- **Extracted records**:

________________

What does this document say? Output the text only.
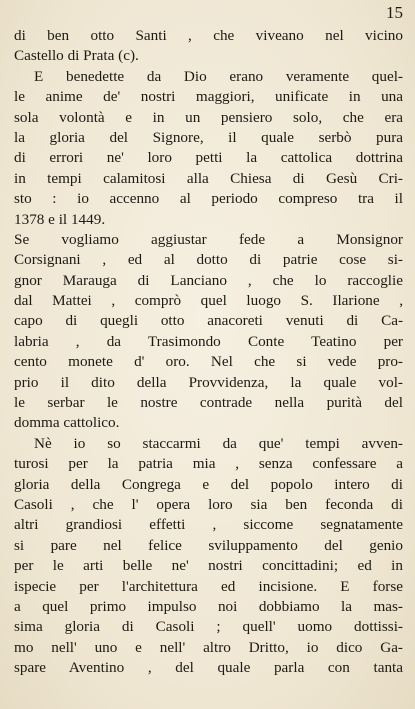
15
di ben otto Santi , che viveano nel vicino
Castello di Prata (c).
E benedette da Dio erano veramente quel-
le anime de' nostri maggiori, unificate in una
sola volontà e in un pensiero solo, che era
la gloria del Signore, il quale serbò pura
di errori ne' loro petti la cattolica dottrina
in tempi calamitosi alla Chiesa di Gesù Cri-
sto : io accenno al periodo compreso tra il
1378 e il 1449.
Se vogliamo aggiustar fede a Monsignor
Corsignani , ed al dotto di patrie cose si-
gnor Marauga di Lanciano , che lo raccoglie
dal Mattei , comprò quel luogo S. Ilarione ,
capo di quegli otto anacoreti venuti di Ca-
labria , da Trasimondo Conte Teatino per
cento monete d' oro. Nel che si vede pro-
prio il dito della Provvidenza, la quale vol-
le serbar le nostre contrade nella purità del
domma cattolico.
Nè io so staccarmi da que' tempi avven-
turosi per la patria mia , senza confessare a
gloria della Congrega e del popolo intero di
Casoli , che l' opera loro sia ben feconda di
altri grandiosi effetti , siccome segnatamente
si pare nel felice sviluppamento del genio
per le arti belle ne' nostri concittadini; ed in
ispecie per l'architettura ed incisione. E forse
a quel primo impulso noi dobbiamo la mas-
sima gloria di Casoli ; quell' uomo dottissi-
mo nell' uno e nell' altro Dritto, io dico Ga-
spare Aventino , del quale parla con tanta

________________

- **Required work**: Repeat all of the records verbatim, leaving out the pictures.

- **Expected answer**:
What does this document say? Output the text only.
15
di ben otto Santi , che viveano nel vicino
Castello di Prata (c).
E benedette da Dio erano veramente quel-
le anime de' nostri maggiori, unificate in una
sola volontà e in un pensiero solo, che era
la gloria del Signore, il quale serbò pura
di errori ne' loro petti la cattolica dottrina
in tempi calamitosi alla Chiesa di Gesù Cri-
sto : io accenno al periodo compreso tra il
1378 e il 1449.
Se vogliamo aggiustar fede a Monsignor
Corsignani , ed al dotto di patrie cose si-
gnor Marauga di Lanciano , che lo raccoglie
dal Mattei , comprò quel luogo S. Ilarione ,
capo di quegli otto anacoreti venuti di Ca-
labria , da Trasimondo Conte Teatino per
cento monete d' oro. Nel che si vede pro-
prio il dito della Provvidenza, la quale vol-
le serbar le nostre contrade nella purità del
domma cattolico.
Nè io so staccarmi da que' tempi avven-
turosi per la patria mia , senza confessare a
gloria della Congrega e del popolo intero di
Casoli , che l' opera loro sia ben feconda di
altri grandiosi effetti , siccome segnatamente
si pare nel felice sviluppamento del genio
per le arti belle ne' nostri concittadini; ed in
ispecie per l'architettura ed incisione. E forse
a quel primo impulso noi dobbiamo la mas-
sima gloria di Casoli ; quell' uomo dottissi-
mo nell' uno e nell' altro Dritto, io dico Ga-
spare Aventino , del quale parla con tanta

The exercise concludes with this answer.